▸ Written instruction: Work through the data below and give the number of lines holding "name", nothing more.

--- Start of Supplied records ---

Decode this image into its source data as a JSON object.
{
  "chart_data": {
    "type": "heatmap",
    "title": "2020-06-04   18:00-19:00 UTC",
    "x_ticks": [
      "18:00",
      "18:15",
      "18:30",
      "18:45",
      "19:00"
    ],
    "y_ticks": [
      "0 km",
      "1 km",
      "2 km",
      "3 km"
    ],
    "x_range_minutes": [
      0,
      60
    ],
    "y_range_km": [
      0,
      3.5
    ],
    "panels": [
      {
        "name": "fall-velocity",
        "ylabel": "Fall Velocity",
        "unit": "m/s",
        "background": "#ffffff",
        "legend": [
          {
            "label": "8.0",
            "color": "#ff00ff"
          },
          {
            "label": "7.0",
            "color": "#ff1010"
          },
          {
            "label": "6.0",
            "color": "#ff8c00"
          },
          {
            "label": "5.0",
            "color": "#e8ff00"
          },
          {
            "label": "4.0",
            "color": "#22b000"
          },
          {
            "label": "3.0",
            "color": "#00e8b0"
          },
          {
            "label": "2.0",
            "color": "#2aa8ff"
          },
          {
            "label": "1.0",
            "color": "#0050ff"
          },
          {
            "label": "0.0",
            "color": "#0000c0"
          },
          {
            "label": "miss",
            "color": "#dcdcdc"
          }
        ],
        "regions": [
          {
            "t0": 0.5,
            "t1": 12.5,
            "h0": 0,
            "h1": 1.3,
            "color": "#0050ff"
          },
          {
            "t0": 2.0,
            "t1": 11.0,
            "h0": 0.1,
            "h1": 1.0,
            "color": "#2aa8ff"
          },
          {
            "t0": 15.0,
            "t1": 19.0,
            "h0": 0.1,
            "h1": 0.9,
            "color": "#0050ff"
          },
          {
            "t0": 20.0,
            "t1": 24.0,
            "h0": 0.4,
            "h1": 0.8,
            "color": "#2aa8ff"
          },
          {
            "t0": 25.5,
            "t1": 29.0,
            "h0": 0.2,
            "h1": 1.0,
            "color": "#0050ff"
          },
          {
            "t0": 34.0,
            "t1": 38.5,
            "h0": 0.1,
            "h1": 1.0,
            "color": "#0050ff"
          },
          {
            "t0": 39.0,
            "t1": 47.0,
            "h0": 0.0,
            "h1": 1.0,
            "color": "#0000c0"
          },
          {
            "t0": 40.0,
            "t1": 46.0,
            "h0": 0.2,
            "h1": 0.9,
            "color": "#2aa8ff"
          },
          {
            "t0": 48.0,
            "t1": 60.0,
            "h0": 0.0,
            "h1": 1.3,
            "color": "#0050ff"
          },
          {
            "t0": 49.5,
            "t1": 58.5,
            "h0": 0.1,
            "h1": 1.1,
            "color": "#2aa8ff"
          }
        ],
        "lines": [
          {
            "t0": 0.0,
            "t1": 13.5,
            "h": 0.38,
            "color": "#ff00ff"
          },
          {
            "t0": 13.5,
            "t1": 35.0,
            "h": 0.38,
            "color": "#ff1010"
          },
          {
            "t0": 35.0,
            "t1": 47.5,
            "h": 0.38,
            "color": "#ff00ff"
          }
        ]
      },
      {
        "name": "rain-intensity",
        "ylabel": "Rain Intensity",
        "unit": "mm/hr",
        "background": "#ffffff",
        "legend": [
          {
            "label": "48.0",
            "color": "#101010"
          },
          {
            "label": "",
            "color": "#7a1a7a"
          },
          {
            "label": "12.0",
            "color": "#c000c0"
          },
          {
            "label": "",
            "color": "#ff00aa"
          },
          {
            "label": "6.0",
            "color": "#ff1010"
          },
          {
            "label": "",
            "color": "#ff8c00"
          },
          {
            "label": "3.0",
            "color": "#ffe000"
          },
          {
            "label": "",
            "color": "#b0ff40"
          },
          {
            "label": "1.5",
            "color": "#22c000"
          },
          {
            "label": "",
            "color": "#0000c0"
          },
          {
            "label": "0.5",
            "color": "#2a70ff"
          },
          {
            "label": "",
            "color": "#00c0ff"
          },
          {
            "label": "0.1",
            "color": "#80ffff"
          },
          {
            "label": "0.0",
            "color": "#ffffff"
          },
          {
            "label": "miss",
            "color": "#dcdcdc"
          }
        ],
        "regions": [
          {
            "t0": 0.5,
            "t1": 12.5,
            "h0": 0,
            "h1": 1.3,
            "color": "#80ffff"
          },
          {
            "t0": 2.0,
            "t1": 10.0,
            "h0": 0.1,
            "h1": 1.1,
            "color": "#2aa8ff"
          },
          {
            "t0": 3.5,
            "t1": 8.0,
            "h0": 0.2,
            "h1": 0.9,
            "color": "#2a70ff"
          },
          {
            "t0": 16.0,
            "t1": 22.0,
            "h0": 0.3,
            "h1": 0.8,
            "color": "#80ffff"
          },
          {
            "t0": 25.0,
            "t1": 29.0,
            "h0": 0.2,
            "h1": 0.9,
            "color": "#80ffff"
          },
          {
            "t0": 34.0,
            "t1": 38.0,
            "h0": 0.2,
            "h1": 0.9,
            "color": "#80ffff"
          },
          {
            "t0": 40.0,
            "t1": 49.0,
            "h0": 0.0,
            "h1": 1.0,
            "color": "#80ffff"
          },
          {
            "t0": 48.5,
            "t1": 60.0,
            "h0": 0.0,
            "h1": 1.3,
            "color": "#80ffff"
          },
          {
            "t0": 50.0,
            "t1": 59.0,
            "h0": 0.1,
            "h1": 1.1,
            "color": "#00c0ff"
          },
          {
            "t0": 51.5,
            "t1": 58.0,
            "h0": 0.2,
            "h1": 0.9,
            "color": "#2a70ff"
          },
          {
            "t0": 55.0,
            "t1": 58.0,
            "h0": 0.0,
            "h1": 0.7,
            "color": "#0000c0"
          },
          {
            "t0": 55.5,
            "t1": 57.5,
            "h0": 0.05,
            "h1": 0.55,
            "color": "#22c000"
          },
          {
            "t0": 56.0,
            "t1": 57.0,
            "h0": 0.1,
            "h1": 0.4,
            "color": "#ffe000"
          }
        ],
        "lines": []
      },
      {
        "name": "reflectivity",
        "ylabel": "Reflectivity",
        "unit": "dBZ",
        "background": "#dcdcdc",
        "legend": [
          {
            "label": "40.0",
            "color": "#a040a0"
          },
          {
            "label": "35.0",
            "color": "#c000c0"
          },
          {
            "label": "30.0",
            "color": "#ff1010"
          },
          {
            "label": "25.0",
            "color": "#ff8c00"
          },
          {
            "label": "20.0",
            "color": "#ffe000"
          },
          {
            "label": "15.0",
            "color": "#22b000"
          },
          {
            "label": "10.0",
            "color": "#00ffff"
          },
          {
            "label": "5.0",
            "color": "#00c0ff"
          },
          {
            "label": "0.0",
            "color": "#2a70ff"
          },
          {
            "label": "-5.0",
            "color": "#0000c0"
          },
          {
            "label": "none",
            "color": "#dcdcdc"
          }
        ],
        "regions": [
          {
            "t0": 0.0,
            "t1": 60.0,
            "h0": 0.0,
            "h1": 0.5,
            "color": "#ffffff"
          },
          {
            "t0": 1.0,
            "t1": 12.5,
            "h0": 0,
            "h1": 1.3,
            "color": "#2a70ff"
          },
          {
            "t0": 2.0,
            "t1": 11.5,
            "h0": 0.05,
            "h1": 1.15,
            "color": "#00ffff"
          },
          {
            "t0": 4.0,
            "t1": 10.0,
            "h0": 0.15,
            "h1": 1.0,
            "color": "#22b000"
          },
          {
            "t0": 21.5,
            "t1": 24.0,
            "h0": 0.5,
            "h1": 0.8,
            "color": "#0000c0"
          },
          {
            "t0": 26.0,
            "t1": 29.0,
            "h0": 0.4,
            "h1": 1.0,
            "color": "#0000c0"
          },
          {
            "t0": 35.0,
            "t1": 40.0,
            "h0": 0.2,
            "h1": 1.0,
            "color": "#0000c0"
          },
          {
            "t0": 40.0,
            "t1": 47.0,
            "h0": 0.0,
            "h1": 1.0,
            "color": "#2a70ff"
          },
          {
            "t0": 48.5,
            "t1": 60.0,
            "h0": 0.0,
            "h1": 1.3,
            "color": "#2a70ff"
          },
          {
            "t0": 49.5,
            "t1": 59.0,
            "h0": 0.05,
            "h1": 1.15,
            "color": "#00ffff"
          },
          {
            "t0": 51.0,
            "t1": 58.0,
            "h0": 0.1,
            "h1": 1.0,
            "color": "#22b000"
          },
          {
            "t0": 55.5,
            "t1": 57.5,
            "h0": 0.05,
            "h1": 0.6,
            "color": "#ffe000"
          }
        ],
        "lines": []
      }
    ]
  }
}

--- End of Supplied records ---

▸ Output for this task: 3